* **DATA SHOWN**
━━━━━━━━
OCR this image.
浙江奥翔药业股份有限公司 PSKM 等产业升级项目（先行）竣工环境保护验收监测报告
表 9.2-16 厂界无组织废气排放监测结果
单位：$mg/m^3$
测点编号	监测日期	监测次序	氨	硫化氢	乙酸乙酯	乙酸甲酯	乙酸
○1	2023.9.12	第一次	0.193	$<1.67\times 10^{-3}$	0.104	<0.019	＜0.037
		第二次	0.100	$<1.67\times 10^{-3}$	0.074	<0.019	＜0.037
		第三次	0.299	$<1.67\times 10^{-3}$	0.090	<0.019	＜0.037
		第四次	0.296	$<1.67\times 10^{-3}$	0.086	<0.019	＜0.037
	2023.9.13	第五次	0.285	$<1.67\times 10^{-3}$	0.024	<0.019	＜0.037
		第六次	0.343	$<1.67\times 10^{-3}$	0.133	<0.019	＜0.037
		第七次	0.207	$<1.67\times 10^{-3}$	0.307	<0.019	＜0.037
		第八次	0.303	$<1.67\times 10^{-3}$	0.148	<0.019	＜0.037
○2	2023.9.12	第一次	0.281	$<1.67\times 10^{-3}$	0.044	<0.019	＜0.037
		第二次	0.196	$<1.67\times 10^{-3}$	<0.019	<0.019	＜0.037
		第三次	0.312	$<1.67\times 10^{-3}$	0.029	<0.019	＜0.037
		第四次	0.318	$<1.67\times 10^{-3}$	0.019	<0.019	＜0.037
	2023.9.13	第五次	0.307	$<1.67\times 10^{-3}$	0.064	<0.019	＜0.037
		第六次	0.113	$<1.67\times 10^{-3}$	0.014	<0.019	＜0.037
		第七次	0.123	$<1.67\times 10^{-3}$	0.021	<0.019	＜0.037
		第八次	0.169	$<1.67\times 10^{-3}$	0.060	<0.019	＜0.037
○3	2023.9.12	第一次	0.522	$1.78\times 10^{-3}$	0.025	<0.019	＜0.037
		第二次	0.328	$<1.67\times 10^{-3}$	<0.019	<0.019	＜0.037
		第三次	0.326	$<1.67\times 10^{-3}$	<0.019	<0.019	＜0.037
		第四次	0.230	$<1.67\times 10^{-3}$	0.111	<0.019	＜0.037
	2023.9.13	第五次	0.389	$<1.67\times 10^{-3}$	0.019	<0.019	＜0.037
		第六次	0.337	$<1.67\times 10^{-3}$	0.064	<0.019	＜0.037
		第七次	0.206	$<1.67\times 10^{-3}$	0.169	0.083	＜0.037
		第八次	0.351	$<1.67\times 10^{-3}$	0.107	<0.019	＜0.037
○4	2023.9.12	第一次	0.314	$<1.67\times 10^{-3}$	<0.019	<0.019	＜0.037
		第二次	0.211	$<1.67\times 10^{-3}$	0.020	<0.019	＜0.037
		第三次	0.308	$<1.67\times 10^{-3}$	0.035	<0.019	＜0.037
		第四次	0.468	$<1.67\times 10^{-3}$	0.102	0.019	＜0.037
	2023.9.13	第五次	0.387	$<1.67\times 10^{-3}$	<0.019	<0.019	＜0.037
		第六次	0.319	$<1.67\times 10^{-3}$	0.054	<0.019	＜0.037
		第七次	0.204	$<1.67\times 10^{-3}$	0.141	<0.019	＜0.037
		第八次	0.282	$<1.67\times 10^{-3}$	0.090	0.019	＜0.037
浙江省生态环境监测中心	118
━━━━━━━━
Extract the data exactly as given.

* **CORRECT OUTPUT**
OCR this image.
浙江奥翔药业股份有限公司 PSKM 等产业升级项目（先行）竣工环境保护验收监测报告
表 9.2-16 厂界无组织废气排放监测结果
单位：$mg/m^3$
测点编号	监测日期	监测次序	氨	硫化氢	乙酸乙酯	乙酸甲酯	乙酸
○1	2023.9.12	第一次	0.193	$<1.67\times 10^{-3}$	0.104	<0.019	＜0.037
		第二次	0.100	$<1.67\times 10^{-3}$	0.074	<0.019	＜0.037
		第三次	0.299	$<1.67\times 10^{-3}$	0.090	<0.019	＜0.037
		第四次	0.296	$<1.67\times 10^{-3}$	0.086	<0.019	＜0.037
	2023.9.13	第五次	0.285	$<1.67\times 10^{-3}$	0.024	<0.019	＜0.037
		第六次	0.343	$<1.67\times 10^{-3}$	0.133	<0.019	＜0.037
		第七次	0.207	$<1.67\times 10^{-3}$	0.307	<0.019	＜0.037
		第八次	0.303	$<1.67\times 10^{-3}$	0.148	<0.019	＜0.037
○2	2023.9.12	第一次	0.281	$<1.67\times 10^{-3}$	0.044	<0.019	＜0.037
		第二次	0.196	$<1.67\times 10^{-3}$	<0.019	<0.019	＜0.037
		第三次	0.312	$<1.67\times 10^{-3}$	0.029	<0.019	＜0.037
		第四次	0.318	$<1.67\times 10^{-3}$	0.019	<0.019	＜0.037
	2023.9.13	第五次	0.307	$<1.67\times 10^{-3}$	0.064	<0.019	＜0.037
		第六次	0.113	$<1.67\times 10^{-3}$	0.014	<0.019	＜0.037
		第七次	0.123	$<1.67\times 10^{-3}$	0.021	<0.019	＜0.037
		第八次	0.169	$<1.67\times 10^{-3}$	0.060	<0.019	＜0.037
○3	2023.9.12	第一次	0.522	$1.78\times 10^{-3}$	0.025	<0.019	＜0.037
		第二次	0.328	$<1.67\times 10^{-3}$	<0.019	<0.019	＜0.037
		第三次	0.326	$<1.67\times 10^{-3}$	<0.019	<0.019	＜0.037
		第四次	0.230	$<1.67\times 10^{-3}$	0.111	<0.019	＜0.037
	2023.9.13	第五次	0.389	$<1.67\times 10^{-3}$	0.019	<0.019	＜0.037
		第六次	0.337	$<1.67\times 10^{-3}$	0.064	<0.019	＜0.037
		第七次	0.206	$<1.67\times 10^{-3}$	0.169	0.083	＜0.037
		第八次	0.351	$<1.67\times 10^{-3}$	0.107	<0.019	＜0.037
○4	2023.9.12	第一次	0.314	$<1.67\times 10^{-3}$	<0.019	<0.019	＜0.037
		第二次	0.211	$<1.67\times 10^{-3}$	0.020	<0.019	＜0.037
		第三次	0.308	$<1.67\times 10^{-3}$	0.035	<0.019	＜0.037
		第四次	0.468	$<1.67\times 10^{-3}$	0.102	0.019	＜0.037
	2023.9.13	第五次	0.387	$<1.67\times 10^{-3}$	<0.019	<0.019	＜0.037
		第六次	0.319	$<1.67\times 10^{-3}$	0.054	<0.019	＜0.037
		第七次	0.204	$<1.67\times 10^{-3}$	0.141	<0.019	＜0.037
		第八次	0.282	$<1.67\times 10^{-3}$	0.090	0.019	＜0.037
浙江省生态环境监测中心	118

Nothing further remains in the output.